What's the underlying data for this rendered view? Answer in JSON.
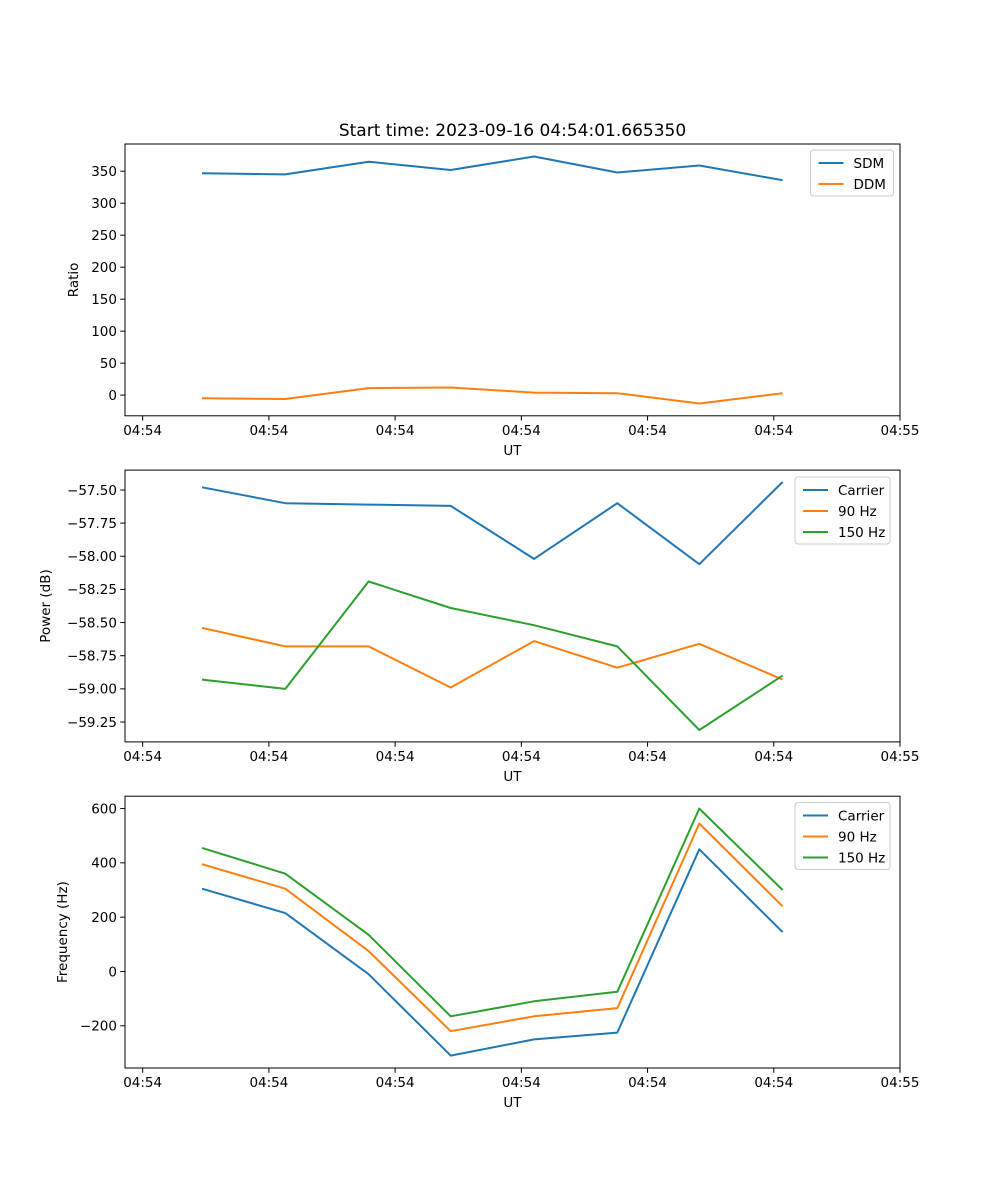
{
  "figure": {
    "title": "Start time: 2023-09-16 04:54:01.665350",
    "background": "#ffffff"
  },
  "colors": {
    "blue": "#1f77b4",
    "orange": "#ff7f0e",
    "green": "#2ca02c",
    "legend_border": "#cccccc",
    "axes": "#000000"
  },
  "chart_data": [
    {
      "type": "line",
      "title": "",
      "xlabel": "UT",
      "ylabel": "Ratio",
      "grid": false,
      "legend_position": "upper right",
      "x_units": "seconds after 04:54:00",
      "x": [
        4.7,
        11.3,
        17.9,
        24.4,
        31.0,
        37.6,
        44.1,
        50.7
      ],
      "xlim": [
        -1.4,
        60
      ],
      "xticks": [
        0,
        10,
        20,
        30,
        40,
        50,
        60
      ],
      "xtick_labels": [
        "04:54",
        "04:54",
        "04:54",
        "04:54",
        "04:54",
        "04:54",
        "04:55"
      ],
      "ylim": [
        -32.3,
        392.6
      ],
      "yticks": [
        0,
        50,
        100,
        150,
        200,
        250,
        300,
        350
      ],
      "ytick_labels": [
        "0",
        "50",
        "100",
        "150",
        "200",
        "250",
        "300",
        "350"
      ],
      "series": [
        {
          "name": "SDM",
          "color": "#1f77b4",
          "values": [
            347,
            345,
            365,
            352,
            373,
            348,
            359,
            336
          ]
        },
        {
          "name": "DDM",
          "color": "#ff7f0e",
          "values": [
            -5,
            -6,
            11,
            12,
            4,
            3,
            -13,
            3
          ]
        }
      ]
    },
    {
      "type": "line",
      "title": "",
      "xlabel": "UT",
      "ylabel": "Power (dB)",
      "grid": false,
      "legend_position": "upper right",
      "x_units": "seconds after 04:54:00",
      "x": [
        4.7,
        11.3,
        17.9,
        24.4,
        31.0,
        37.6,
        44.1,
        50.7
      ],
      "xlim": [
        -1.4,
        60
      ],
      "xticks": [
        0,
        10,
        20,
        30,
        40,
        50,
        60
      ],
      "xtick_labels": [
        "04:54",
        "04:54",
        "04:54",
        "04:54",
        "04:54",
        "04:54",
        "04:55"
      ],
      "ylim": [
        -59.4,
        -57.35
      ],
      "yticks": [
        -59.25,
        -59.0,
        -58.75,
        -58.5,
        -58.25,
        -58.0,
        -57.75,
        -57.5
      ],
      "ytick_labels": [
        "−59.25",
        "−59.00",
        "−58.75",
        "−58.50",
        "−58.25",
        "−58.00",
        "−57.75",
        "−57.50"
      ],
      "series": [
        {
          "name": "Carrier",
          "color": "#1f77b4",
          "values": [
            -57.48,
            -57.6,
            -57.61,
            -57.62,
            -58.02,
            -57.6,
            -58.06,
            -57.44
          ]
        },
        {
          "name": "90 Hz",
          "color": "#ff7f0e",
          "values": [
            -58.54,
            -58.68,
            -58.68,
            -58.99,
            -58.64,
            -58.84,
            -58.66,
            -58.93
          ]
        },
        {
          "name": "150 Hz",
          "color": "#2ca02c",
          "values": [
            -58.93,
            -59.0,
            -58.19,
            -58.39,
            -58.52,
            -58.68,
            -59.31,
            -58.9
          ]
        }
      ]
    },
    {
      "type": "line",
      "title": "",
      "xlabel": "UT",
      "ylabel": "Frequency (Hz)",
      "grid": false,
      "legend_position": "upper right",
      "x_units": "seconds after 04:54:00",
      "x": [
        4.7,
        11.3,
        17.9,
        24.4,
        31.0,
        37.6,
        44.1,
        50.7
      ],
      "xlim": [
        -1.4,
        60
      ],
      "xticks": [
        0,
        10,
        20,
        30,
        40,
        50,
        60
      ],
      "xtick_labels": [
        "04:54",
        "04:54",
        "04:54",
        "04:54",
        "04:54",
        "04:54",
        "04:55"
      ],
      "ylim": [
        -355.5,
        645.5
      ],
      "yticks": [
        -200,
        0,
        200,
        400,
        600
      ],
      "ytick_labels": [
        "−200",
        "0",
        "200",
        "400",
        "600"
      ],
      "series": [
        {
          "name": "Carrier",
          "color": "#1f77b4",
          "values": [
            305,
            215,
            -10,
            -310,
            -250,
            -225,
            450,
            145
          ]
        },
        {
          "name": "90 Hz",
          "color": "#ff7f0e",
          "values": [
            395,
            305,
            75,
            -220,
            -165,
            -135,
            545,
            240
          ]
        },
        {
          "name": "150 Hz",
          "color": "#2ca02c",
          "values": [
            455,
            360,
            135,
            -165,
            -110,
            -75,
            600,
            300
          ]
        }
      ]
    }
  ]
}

**Task directions**
Transcribe the records above exactly as they appear, leaving out any pictures.

**Full output**
What's the underlying data for this rendered view? Answer in JSON.
{
  "figure": {
    "title": "Start time: 2023-09-16 04:54:01.665350",
    "background": "#ffffff"
  },
  "colors": {
    "blue": "#1f77b4",
    "orange": "#ff7f0e",
    "green": "#2ca02c",
    "legend_border": "#cccccc",
    "axes": "#000000"
  },
  "chart_data": [
    {
      "type": "line",
      "title": "",
      "xlabel": "UT",
      "ylabel": "Ratio",
      "grid": false,
      "legend_position": "upper right",
      "x_units": "seconds after 04:54:00",
      "x": [
        4.7,
        11.3,
        17.9,
        24.4,
        31.0,
        37.6,
        44.1,
        50.7
      ],
      "xlim": [
        -1.4,
        60
      ],
      "xticks": [
        0,
        10,
        20,
        30,
        40,
        50,
        60
      ],
      "xtick_labels": [
        "04:54",
        "04:54",
        "04:54",
        "04:54",
        "04:54",
        "04:54",
        "04:55"
      ],
      "ylim": [
        -32.3,
        392.6
      ],
      "yticks": [
        0,
        50,
        100,
        150,
        200,
        250,
        300,
        350
      ],
      "ytick_labels": [
        "0",
        "50",
        "100",
        "150",
        "200",
        "250",
        "300",
        "350"
      ],
      "series": [
        {
          "name": "SDM",
          "color": "#1f77b4",
          "values": [
            347,
            345,
            365,
            352,
            373,
            348,
            359,
            336
          ]
        },
        {
          "name": "DDM",
          "color": "#ff7f0e",
          "values": [
            -5,
            -6,
            11,
            12,
            4,
            3,
            -13,
            3
          ]
        }
      ]
    },
    {
      "type": "line",
      "title": "",
      "xlabel": "UT",
      "ylabel": "Power (dB)",
      "grid": false,
      "legend_position": "upper right",
      "x_units": "seconds after 04:54:00",
      "x": [
        4.7,
        11.3,
        17.9,
        24.4,
        31.0,
        37.6,
        44.1,
        50.7
      ],
      "xlim": [
        -1.4,
        60
      ],
      "xticks": [
        0,
        10,
        20,
        30,
        40,
        50,
        60
      ],
      "xtick_labels": [
        "04:54",
        "04:54",
        "04:54",
        "04:54",
        "04:54",
        "04:54",
        "04:55"
      ],
      "ylim": [
        -59.4,
        -57.35
      ],
      "yticks": [
        -59.25,
        -59.0,
        -58.75,
        -58.5,
        -58.25,
        -58.0,
        -57.75,
        -57.5
      ],
      "ytick_labels": [
        "−59.25",
        "−59.00",
        "−58.75",
        "−58.50",
        "−58.25",
        "−58.00",
        "−57.75",
        "−57.50"
      ],
      "series": [
        {
          "name": "Carrier",
          "color": "#1f77b4",
          "values": [
            -57.48,
            -57.6,
            -57.61,
            -57.62,
            -58.02,
            -57.6,
            -58.06,
            -57.44
          ]
        },
        {
          "name": "90 Hz",
          "color": "#ff7f0e",
          "values": [
            -58.54,
            -58.68,
            -58.68,
            -58.99,
            -58.64,
            -58.84,
            -58.66,
            -58.93
          ]
        },
        {
          "name": "150 Hz",
          "color": "#2ca02c",
          "values": [
            -58.93,
            -59.0,
            -58.19,
            -58.39,
            -58.52,
            -58.68,
            -59.31,
            -58.9
          ]
        }
      ]
    },
    {
      "type": "line",
      "title": "",
      "xlabel": "UT",
      "ylabel": "Frequency (Hz)",
      "grid": false,
      "legend_position": "upper right",
      "x_units": "seconds after 04:54:00",
      "x": [
        4.7,
        11.3,
        17.9,
        24.4,
        31.0,
        37.6,
        44.1,
        50.7
      ],
      "xlim": [
        -1.4,
        60
      ],
      "xticks": [
        0,
        10,
        20,
        30,
        40,
        50,
        60
      ],
      "xtick_labels": [
        "04:54",
        "04:54",
        "04:54",
        "04:54",
        "04:54",
        "04:54",
        "04:55"
      ],
      "ylim": [
        -355.5,
        645.5
      ],
      "yticks": [
        -200,
        0,
        200,
        400,
        600
      ],
      "ytick_labels": [
        "−200",
        "0",
        "200",
        "400",
        "600"
      ],
      "series": [
        {
          "name": "Carrier",
          "color": "#1f77b4",
          "values": [
            305,
            215,
            -10,
            -310,
            -250,
            -225,
            450,
            145
          ]
        },
        {
          "name": "90 Hz",
          "color": "#ff7f0e",
          "values": [
            395,
            305,
            75,
            -220,
            -165,
            -135,
            545,
            240
          ]
        },
        {
          "name": "150 Hz",
          "color": "#2ca02c",
          "values": [
            455,
            360,
            135,
            -165,
            -110,
            -75,
            600,
            300
          ]
        }
      ]
    }
  ]
}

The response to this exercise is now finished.